• Instructions for the task
Select and copy out every line in the records containing "한우자조금관리위원회".
##########
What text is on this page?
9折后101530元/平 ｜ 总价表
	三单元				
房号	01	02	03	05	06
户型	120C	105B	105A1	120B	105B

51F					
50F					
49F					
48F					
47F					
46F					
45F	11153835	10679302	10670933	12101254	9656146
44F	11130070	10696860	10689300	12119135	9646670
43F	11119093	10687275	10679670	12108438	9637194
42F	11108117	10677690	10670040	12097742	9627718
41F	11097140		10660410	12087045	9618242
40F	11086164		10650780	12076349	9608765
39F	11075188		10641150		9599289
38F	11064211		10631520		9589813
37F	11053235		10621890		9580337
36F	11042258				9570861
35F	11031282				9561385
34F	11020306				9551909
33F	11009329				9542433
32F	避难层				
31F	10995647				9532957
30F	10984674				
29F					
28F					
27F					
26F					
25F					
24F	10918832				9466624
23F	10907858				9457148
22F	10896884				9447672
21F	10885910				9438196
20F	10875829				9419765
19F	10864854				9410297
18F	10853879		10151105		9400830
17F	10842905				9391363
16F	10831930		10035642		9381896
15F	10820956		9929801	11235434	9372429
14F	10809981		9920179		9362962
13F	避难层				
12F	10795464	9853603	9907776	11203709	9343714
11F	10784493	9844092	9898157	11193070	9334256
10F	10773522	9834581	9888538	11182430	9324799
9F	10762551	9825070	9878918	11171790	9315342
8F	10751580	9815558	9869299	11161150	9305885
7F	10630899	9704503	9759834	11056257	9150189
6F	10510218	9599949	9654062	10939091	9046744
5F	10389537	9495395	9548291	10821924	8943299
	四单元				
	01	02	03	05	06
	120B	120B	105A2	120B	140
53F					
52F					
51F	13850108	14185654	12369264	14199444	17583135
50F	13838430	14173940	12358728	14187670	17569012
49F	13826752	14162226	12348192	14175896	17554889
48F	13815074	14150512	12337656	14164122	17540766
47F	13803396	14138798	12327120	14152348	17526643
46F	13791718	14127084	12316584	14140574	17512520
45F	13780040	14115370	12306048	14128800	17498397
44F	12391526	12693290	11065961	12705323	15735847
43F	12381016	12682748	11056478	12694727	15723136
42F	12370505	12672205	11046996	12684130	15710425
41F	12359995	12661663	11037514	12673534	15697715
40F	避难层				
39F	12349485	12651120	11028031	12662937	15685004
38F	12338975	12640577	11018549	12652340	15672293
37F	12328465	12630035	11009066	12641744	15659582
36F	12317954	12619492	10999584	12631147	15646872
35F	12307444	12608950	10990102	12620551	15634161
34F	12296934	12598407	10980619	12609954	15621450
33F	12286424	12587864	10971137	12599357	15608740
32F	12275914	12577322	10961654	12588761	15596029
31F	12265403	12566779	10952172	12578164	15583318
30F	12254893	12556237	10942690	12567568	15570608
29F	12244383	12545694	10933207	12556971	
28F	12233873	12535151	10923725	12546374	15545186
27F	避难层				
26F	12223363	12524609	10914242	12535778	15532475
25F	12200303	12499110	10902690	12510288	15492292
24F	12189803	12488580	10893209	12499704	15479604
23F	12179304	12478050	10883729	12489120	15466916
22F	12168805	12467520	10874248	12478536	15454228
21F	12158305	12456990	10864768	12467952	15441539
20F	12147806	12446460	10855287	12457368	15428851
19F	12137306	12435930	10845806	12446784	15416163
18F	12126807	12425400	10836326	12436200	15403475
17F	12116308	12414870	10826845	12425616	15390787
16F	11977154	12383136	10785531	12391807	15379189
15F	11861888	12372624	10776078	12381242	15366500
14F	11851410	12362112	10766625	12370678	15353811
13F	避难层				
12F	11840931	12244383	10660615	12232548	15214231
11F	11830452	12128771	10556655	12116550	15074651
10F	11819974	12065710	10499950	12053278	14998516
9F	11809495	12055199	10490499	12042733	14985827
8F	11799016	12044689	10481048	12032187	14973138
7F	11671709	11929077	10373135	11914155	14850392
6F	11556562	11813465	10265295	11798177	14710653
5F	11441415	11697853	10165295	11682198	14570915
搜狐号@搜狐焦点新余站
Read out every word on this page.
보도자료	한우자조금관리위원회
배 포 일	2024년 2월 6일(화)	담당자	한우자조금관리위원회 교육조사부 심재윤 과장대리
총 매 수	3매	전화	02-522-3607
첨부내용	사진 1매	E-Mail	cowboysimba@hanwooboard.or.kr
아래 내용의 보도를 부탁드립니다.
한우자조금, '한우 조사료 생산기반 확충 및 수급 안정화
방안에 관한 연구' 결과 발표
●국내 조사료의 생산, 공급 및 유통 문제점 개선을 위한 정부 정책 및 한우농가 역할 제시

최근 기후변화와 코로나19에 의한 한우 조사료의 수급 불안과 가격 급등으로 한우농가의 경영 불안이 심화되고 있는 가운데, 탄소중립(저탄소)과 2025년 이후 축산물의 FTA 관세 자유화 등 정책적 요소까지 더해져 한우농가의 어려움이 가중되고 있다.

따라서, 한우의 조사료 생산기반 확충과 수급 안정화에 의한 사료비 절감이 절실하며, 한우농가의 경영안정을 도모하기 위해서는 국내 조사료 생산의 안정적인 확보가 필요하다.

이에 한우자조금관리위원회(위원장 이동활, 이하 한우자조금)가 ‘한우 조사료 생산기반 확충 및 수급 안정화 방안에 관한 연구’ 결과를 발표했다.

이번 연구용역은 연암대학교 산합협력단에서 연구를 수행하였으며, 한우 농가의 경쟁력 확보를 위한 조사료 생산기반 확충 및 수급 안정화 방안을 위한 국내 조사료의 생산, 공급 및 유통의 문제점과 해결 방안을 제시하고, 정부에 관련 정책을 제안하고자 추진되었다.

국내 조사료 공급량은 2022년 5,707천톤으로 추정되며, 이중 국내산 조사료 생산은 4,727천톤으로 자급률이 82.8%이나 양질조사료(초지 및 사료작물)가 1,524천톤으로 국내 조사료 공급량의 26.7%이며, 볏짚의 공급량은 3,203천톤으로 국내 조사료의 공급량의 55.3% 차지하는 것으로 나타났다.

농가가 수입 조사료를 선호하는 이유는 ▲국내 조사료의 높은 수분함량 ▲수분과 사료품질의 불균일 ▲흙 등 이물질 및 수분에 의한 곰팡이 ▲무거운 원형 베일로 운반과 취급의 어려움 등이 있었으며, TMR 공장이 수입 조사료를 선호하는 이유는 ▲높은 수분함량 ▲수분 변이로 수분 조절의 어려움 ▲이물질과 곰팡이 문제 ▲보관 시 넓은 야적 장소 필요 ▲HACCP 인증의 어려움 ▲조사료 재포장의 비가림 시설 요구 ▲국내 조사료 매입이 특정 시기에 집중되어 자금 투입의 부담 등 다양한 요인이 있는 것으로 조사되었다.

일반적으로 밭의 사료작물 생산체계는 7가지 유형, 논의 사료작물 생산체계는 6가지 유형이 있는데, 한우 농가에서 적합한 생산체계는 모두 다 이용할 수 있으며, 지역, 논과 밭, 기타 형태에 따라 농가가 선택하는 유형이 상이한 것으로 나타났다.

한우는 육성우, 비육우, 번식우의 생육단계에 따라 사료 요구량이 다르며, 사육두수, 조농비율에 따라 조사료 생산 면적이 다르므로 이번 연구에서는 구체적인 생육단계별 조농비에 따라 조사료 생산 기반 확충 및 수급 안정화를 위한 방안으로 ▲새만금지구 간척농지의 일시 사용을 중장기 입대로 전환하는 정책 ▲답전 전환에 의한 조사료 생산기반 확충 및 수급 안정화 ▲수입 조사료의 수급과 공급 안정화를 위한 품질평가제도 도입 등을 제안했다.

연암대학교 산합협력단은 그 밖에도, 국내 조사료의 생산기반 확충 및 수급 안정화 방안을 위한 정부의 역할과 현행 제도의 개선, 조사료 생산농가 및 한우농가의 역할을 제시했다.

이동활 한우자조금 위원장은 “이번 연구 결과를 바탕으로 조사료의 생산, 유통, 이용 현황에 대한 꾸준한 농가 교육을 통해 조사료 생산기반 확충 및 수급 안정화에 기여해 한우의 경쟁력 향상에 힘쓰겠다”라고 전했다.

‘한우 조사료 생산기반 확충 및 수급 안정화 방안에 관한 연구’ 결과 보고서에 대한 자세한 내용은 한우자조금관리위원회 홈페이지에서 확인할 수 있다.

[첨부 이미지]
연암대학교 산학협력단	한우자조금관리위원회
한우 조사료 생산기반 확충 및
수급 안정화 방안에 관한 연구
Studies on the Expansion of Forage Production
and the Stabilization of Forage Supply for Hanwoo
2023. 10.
##########
• Response to the exercise
보도자료	한우자조금관리위원회
배 포 일	2024년 2월 6일(화)	담당자	한우자조금관리위원회 교육조사부 심재윤 과장대리
이에 한우자조금관리위원회(위원장 이동활, 이하 한우자조금)가 ‘한우 조사료 생산기반 확충 및 수급 안정화 방안에 관한 연구’ 결과를 발표했다.
‘한우 조사료 생산기반 확충 및 수급 안정화 방안에 관한 연구’ 결과 보고서에 대한 자세한 내용은 한우자조금관리위원회 홈페이지에서 확인할 수 있다.
연암대학교 산학협력단	한우자조금관리위원회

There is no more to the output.